- [WHAT THE TASK ASKS]:
Copy the data from its first line through the line containing "624, 74, 630]", both included. Replace "seismic-reflector" with "seismic-horizon" everywhere in that span, leave everything else unchanged, and return only those lines.

[Begin]

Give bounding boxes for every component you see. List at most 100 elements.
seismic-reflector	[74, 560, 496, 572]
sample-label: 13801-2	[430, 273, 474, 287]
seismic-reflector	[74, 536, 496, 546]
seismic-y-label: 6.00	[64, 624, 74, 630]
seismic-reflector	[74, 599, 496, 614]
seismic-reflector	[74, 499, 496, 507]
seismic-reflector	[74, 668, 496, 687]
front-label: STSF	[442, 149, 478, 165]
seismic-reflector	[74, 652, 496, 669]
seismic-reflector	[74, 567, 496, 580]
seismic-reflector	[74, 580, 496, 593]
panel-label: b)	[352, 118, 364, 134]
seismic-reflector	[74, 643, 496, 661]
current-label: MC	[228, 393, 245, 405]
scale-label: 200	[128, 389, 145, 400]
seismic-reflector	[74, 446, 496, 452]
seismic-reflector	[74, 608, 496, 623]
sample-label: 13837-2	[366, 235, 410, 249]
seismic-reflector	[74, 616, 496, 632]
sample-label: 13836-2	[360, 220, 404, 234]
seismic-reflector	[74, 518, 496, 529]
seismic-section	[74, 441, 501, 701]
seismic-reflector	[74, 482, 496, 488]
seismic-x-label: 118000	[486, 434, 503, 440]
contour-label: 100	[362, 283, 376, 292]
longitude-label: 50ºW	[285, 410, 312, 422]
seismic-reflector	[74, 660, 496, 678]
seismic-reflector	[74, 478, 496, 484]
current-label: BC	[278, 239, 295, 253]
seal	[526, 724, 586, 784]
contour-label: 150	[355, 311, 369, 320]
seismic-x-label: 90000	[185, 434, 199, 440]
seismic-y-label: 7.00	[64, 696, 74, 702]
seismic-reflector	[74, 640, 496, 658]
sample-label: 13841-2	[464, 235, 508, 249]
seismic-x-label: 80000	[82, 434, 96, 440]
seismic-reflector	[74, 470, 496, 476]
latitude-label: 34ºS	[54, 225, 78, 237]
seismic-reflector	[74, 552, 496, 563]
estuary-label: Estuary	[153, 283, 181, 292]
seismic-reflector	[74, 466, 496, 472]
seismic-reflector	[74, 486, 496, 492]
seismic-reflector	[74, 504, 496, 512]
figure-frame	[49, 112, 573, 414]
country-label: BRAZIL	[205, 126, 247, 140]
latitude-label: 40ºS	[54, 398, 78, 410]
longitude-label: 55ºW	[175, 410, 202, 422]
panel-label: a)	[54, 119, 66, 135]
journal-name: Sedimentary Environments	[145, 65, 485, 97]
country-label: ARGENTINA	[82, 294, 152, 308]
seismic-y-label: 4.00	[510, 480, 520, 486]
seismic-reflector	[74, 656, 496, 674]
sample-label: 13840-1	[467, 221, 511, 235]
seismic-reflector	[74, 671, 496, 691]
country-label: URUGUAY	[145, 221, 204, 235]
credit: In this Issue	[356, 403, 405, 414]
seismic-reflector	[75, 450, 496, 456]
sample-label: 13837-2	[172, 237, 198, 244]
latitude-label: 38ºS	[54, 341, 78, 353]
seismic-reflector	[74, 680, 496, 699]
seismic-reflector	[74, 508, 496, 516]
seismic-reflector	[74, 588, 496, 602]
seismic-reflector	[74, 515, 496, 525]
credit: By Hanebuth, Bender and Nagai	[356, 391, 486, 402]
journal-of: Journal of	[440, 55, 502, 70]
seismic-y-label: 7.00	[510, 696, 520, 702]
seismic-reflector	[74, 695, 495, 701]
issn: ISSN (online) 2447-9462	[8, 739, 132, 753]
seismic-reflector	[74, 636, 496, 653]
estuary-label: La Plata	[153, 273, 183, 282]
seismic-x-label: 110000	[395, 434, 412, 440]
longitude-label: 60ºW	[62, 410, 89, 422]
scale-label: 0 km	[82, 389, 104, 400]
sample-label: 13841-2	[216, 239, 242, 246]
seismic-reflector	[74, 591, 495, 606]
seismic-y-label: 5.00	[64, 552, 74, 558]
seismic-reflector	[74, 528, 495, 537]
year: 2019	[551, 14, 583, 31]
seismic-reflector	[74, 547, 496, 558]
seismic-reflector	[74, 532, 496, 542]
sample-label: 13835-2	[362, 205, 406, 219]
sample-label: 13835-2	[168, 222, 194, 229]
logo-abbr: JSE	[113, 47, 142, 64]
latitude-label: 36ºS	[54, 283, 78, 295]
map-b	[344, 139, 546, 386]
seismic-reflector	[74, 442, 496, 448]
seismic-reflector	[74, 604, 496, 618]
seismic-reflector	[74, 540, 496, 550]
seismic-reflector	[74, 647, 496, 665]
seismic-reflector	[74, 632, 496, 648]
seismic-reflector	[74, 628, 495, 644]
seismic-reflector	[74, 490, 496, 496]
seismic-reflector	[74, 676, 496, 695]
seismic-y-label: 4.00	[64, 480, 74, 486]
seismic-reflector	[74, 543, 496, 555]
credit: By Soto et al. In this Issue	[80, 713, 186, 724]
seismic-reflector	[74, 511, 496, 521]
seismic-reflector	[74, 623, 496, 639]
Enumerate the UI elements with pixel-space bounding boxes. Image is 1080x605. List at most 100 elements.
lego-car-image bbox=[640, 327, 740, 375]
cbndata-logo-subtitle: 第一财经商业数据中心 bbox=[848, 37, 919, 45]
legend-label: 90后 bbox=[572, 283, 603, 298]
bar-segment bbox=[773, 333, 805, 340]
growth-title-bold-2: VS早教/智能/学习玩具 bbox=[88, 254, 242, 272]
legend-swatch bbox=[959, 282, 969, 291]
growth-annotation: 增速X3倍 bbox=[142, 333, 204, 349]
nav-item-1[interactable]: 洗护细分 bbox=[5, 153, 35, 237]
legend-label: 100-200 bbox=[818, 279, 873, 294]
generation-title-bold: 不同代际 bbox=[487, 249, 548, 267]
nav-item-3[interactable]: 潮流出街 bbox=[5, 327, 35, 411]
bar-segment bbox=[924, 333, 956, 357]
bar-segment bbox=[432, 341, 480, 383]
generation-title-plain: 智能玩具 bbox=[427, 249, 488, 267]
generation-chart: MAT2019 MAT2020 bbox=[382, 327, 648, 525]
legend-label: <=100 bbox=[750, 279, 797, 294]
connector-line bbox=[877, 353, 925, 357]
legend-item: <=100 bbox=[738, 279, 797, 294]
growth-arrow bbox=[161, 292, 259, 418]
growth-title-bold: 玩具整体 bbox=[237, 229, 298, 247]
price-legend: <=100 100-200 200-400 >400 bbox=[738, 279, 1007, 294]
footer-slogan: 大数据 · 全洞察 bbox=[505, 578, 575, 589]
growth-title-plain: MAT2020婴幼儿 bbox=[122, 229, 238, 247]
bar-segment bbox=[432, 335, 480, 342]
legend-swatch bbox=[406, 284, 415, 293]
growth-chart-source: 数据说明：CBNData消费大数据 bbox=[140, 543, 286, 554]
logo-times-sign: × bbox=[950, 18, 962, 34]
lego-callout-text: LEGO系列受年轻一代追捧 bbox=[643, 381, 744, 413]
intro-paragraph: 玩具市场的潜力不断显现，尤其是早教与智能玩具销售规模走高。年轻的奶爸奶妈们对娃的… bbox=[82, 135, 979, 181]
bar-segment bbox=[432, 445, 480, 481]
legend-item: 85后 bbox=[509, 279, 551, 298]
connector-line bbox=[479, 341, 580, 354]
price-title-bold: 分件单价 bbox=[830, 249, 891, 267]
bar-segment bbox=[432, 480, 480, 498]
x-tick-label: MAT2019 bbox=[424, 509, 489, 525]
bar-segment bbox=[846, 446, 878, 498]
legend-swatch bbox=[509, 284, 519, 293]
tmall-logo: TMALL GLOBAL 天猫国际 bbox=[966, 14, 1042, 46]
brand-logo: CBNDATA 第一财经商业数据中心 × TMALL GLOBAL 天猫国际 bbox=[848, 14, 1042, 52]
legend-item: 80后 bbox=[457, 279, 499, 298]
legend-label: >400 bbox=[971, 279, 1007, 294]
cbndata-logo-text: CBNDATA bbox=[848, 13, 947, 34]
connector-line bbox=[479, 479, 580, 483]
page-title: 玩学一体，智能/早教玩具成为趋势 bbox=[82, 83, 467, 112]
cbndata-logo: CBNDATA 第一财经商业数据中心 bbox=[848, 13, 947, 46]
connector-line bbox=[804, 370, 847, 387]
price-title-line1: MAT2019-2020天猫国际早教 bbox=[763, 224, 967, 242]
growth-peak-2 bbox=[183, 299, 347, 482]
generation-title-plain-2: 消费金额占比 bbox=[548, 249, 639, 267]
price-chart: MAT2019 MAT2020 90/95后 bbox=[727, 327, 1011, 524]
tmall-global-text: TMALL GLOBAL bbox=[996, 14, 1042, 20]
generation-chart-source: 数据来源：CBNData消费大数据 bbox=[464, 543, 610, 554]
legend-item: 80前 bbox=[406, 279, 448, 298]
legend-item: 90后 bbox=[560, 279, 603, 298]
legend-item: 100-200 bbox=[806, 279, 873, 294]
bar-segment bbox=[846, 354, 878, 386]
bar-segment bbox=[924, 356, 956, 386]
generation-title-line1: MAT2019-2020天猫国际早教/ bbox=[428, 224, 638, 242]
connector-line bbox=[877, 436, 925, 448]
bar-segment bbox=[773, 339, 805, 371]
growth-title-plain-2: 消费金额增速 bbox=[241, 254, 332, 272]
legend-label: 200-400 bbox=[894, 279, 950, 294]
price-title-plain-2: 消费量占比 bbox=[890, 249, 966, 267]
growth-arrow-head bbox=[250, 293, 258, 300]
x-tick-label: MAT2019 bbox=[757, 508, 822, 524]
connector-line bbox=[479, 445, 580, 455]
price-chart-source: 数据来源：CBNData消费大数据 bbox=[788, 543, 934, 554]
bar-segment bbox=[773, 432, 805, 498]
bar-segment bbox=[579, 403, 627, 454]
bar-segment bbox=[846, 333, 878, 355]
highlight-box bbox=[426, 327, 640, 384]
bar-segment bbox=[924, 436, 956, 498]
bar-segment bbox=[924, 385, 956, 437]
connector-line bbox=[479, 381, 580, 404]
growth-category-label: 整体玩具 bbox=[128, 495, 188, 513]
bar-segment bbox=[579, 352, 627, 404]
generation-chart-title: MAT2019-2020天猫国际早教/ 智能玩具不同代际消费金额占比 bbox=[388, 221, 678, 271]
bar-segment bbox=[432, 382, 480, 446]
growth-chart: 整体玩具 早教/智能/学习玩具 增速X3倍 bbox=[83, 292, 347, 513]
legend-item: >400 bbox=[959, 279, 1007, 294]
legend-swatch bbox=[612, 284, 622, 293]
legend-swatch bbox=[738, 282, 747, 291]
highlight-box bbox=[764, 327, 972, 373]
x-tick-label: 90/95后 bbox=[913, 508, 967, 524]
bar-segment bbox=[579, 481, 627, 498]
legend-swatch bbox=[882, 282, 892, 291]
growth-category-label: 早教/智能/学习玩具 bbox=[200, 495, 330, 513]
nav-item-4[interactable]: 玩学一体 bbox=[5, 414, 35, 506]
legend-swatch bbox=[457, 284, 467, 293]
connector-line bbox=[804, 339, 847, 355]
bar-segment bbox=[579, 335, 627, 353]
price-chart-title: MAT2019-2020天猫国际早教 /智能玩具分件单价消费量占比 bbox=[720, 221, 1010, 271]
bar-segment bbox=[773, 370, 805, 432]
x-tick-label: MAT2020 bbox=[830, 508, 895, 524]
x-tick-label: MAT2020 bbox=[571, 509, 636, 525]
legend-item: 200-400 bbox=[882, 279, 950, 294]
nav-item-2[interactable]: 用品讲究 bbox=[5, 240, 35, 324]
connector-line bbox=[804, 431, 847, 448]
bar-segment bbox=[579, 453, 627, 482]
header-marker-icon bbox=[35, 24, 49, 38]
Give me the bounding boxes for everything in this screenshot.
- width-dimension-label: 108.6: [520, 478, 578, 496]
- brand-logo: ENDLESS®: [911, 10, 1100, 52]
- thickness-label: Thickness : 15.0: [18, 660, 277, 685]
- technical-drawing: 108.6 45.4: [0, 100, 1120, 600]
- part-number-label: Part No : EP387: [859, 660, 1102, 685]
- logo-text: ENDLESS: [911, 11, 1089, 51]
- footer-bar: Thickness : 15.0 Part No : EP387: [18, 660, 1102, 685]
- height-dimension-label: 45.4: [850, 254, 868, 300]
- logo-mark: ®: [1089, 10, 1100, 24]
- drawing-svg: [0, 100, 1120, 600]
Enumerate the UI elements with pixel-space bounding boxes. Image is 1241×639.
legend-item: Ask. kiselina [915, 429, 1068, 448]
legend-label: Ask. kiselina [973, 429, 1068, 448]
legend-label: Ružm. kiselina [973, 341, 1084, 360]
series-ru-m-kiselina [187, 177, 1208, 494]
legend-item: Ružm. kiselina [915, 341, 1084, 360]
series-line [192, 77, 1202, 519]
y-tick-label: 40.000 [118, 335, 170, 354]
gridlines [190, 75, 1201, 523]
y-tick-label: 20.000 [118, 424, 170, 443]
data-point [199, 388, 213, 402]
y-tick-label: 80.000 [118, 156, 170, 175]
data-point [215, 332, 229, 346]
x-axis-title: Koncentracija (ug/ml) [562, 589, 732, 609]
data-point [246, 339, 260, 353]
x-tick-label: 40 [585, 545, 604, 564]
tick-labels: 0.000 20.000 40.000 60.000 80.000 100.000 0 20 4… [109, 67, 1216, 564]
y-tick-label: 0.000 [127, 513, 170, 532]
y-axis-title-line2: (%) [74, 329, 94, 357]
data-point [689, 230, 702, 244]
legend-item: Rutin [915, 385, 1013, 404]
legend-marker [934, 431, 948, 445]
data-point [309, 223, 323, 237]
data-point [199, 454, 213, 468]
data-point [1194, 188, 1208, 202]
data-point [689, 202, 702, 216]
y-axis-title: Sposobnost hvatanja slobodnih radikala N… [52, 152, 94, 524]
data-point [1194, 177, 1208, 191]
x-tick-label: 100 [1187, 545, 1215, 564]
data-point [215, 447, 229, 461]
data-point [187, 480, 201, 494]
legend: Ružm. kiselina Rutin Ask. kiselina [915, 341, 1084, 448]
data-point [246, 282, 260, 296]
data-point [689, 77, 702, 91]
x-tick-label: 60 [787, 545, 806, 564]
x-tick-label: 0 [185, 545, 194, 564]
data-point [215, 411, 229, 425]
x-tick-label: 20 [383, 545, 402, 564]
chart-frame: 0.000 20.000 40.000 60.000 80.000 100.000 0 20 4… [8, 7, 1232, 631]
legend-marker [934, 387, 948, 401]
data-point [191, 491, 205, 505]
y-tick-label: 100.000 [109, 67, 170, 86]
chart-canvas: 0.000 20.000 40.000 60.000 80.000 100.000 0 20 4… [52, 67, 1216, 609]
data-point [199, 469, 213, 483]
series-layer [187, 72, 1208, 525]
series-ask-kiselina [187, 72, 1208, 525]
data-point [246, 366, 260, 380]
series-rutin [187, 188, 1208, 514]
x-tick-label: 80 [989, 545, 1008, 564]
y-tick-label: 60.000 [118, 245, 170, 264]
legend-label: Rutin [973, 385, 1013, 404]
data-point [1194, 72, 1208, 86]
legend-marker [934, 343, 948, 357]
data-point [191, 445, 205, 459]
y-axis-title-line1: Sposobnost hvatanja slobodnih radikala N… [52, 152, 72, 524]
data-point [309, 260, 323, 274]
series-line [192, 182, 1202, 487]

[End]

- [SOLVED EXERCISE]:
Give bounding boxes for every component you see. List at most 100 elements.
seismic-horizon	[74, 560, 496, 572]
sample-label: 13801-2	[430, 273, 474, 287]
seismic-horizon	[74, 536, 496, 546]
seismic-y-label: 6.00	[64, 624, 74, 630]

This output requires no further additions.